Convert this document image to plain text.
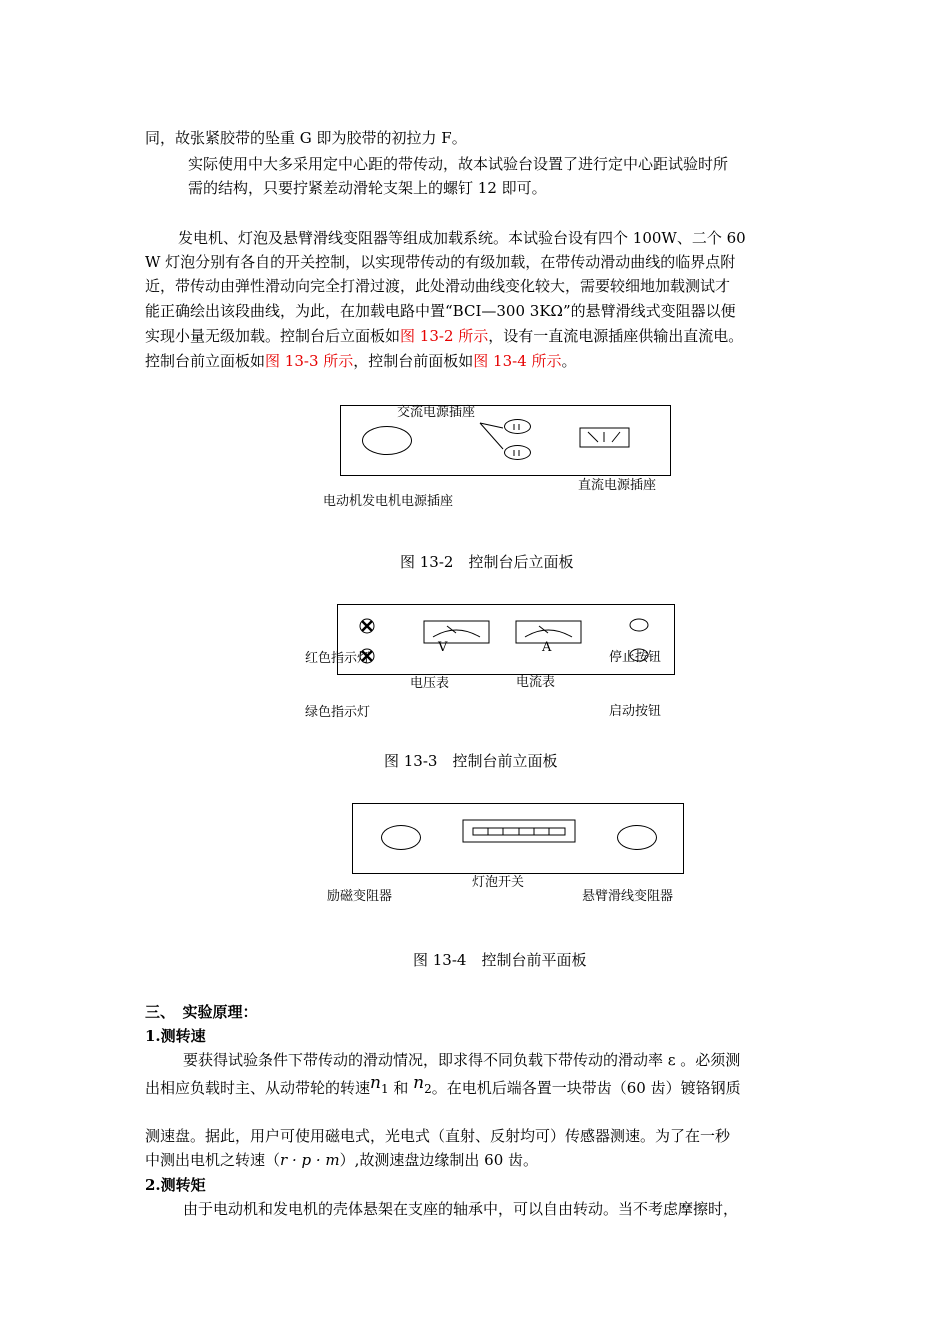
同，故张紧胶带的坠重 G 即为胶带的初拉力 F。
实际使用中大多采用定中心距的带传动，故本试验台设置了进行定中心距试验时所
需的结构，只要拧紧差动滑轮支架上的螺钉 12 即可。
发电机、灯泡及悬臂滑线变阻器等组成加载系统。本试验台设有四个 100W、二个 60
W 灯泡分别有各自的开关控制，以实现带传动的有级加载，在带传动滑动曲线的临界点附
近，带传动由弹性滑动向完全打滑过渡，此处滑动曲线变化较大，需要较细地加载测试才
能正确绘出该段曲线，为此，在加载电路中置“BCI—300 3KΩ”的悬臂滑线式变阻器以便
实现小量无级加载。控制台后立面板如图 13-2 所示，设有一直流电源插座供输出直流电。
控制台前立面板如图 13-3 所示，控制台前面板如图 13-4 所示。
交流电源插座
直流电源插座
电动机发电机电源插座
图 13-2　控制台后立面板
V	A
红色指示灯	停止按钮
电压表	电流表
绿色指示灯	启动按钮
图 13-3　控制台前立面板
灯泡开关
励磁变阻器	悬臂滑线变阻器
图 13-4　控制台前平面板
三、　实验原理：
1.测转速
要获得试验条件下带传动的滑动情况，即求得不同负载下带传动的滑动率 ε 。必须测
出相应负载时主、从动带轮的转速n1 和 n2。在电机后端各置一块带齿（60 齿）镀铬钢质
测速盘。据此，用户可使用磁电式，光电式（直射、反射均可）传感器测速。为了在一秒
中测出电机之转速（r · p · m）,故测速盘边缘制出 60 齿。
2.测转矩
由于电动机和发电机的壳体悬架在支座的轴承中，可以自由转动。当不考虑摩擦时，
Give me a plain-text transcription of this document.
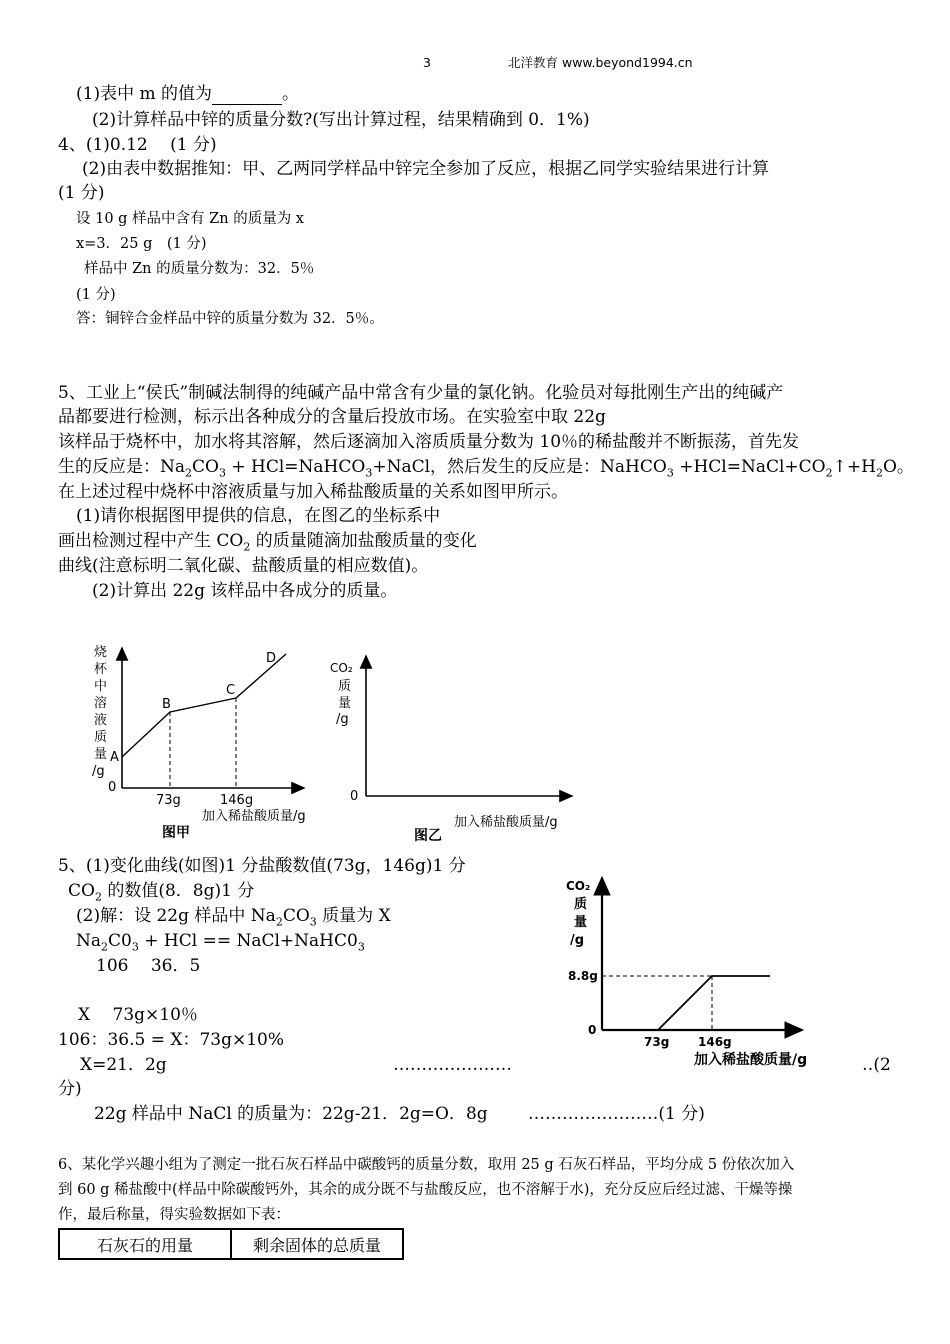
3	北洋教育 www.beyond1994.cn
(1)表中 m 的值为	。
(2)计算样品中锌的质量分数?(写出计算过程，结果精确到 0．1%)
4、(1)0.12　 (1 分)
(2)由表中数据推知：甲、乙两同学样品中锌完全参加了反应，根据乙同学实验结果进行计算
(1 分)
设 10 g 样品中含有 Zn 的质量为 x
x=3．25 g　(1 分)
样品中 Zn 的质量分数为：32．5％
(1 分)
答：铜锌合金样品中锌的质量分数为 32．5％。
5、工业上“侯氏”制碱法制得的纯碱产品中常含有少量的氯化钠。化验员对每批刚生产出的纯碱产
品都要进行检测，标示出各种成分的含量后投放市场。在实验室中取 22g
该样品于烧杯中，加水将其溶解，然后逐滴加入溶质质量分数为 10％的稀盐酸并不断振荡，首先发
生的反应是：$Na_2CO_3$ + HCl=NaHCO$_3$+NaCl，然后发生的反应是：NaHCO$_3$ $+HCl=NaCl+CO_2↑+H_2O$。
在上述过程中烧杯中溶液质量与加入稀盐酸质量的关系如图甲所示。
(1)请你根据图甲提供的信息，在图乙的坐标系中
画出检测过程中产生 $CO_2$ 的质量随滴加盐酸质量的变化
曲线(注意标明二氧化碳、盐酸质量的相应数值)。
(2)计算出 22g 该样品中各成分的质量。
烧
杯
中
溶
液
质
量
/g
0
A
B
C
D
73g	146g
加入稀盐酸质量/g
图甲
CO₂
质
量
/g
0
加入稀盐酸质量/g
图乙
5、(1)变化曲线(如图)1 分盐酸数值(73g，146g)1 分
$CO_2$ 的数值(8．8g)1 分
(2)解：设 22g 样品中 $Na_2CO_3$ 质量为 X
$Na_2C0_3$ + HCl == $NaCl+NaHC0_3$
106　 36．5
X　 73g×10％
106：36.5 = X：73g×10%
X=21．2g	…………………	‥(2
分)
22g 样品中 NaCl 的质量为：22g-21．2g=O．8g …………………‥(1 分)
CO₂
质
量
/g
8.8g
0
73g 146g
加入稀盐酸质量/g
6、某化学兴趣小组为了测定一批石灰石样品中碳酸钙的质量分数，取用 25 g 石灰石样品，平均分成 5 份依次加入
到 60 g 稀盐酸中(样品中除碳酸钙外，其余的成分既不与盐酸反应，也不溶解于水)，充分反应后经过滤、干燥等操
作，最后称量，得实验数据如下表：
石灰石的用量	剩余固体的总质量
■ ■ ■ ■
__Exercise description__
What comes back should match the records exactly, minus any pictures.

__Result below__
Convert this document image to plain text.
同，故张紧胶带的坠重 G 即为胶带的初拉力 F。
实际使用中大多采用定中心距的带传动，故本试验台设置了进行定中心距试验时所
需的结构，只要拧紧差动滑轮支架上的螺钉 12 即可。
发电机、灯泡及悬臂滑线变阻器等组成加载系统。本试验台设有四个 100W、二个 60
W 灯泡分别有各自的开关控制，以实现带传动的有级加载，在带传动滑动曲线的临界点附
近，带传动由弹性滑动向完全打滑过渡，此处滑动曲线变化较大，需要较细地加载测试才
能正确绘出该段曲线，为此，在加载电路中置“BCI—300 3KΩ”的悬臂滑线式变阻器以便
实现小量无级加载。控制台后立面板如图 13-2 所示，设有一直流电源插座供输出直流电。
控制台前立面板如图 13-3 所示，控制台前面板如图 13-4 所示。
交流电源插座
直流电源插座
电动机发电机电源插座
图 13-2　控制台后立面板
V	A
红色指示灯	停止按钮
电压表	电流表
绿色指示灯	启动按钮
图 13-3　控制台前立面板
灯泡开关
励磁变阻器	悬臂滑线变阻器
图 13-4　控制台前平面板
三、　实验原理：
1.测转速
要获得试验条件下带传动的滑动情况，即求得不同负载下带传动的滑动率 ε 。必须测
出相应负载时主、从动带轮的转速n1 和 n2。在电机后端各置一块带齿（60 齿）镀铬钢质
测速盘。据此，用户可使用磁电式，光电式（直射、反射均可）传感器测速。为了在一秒
中测出电机之转速（r · p · m）,故测速盘边缘制出 60 齿。
2.测转矩
由于电动机和发电机的壳体悬架在支座的轴承中，可以自由转动。当不考虑摩擦时，
Give me a plain-text transcription of this document.
3	北洋教育 www.beyond1994.cn
(1)表中 m 的值为	。
(2)计算样品中锌的质量分数?(写出计算过程，结果精确到 0．1%)
4、(1)0.12　 (1 分)
(2)由表中数据推知：甲、乙两同学样品中锌完全参加了反应，根据乙同学实验结果进行计算
(1 分)
设 10 g 样品中含有 Zn 的质量为 x
x=3．25 g　(1 分)
样品中 Zn 的质量分数为：32．5％
(1 分)
答：铜锌合金样品中锌的质量分数为 32．5％。
5、工业上“侯氏”制碱法制得的纯碱产品中常含有少量的氯化钠。化验员对每批刚生产出的纯碱产
品都要进行检测，标示出各种成分的含量后投放市场。在实验室中取 22g
该样品于烧杯中，加水将其溶解，然后逐滴加入溶质质量分数为 10％的稀盐酸并不断振荡，首先发
生的反应是：$Na_2CO_3$ + HCl=NaHCO$_3$+NaCl，然后发生的反应是：NaHCO$_3$ $+HCl=NaCl+CO_2↑+H_2O$。
在上述过程中烧杯中溶液质量与加入稀盐酸质量的关系如图甲所示。
(1)请你根据图甲提供的信息，在图乙的坐标系中
画出检测过程中产生 $CO_2$ 的质量随滴加盐酸质量的变化
曲线(注意标明二氧化碳、盐酸质量的相应数值)。
(2)计算出 22g 该样品中各成分的质量。
烧
杯
中
溶
液
质
量
/g
0
A
B
C
D
73g	146g
加入稀盐酸质量/g
图甲
CO₂
质
量
/g
0
加入稀盐酸质量/g
图乙
5、(1)变化曲线(如图)1 分盐酸数值(73g，146g)1 分
$CO_2$ 的数值(8．8g)1 分
(2)解：设 22g 样品中 $Na_2CO_3$ 质量为 X
$Na_2C0_3$ + HCl == $NaCl+NaHC0_3$
106　 36．5
X　 73g×10％
106：36.5 = X：73g×10%
X=21．2g	…………………	‥(2
分)
22g 样品中 NaCl 的质量为：22g-21．2g=O．8g …………………‥(1 分)
CO₂
质
量
/g
8.8g
0
73g 146g
加入稀盐酸质量/g
6、某化学兴趣小组为了测定一批石灰石样品中碳酸钙的质量分数，取用 25 g 石灰石样品，平均分成 5 份依次加入
到 60 g 稀盐酸中(样品中除碳酸钙外，其余的成分既不与盐酸反应，也不溶解于水)，充分反应后经过滤、干燥等操
作，最后称量，得实验数据如下表：
石灰石的用量	剩余固体的总质量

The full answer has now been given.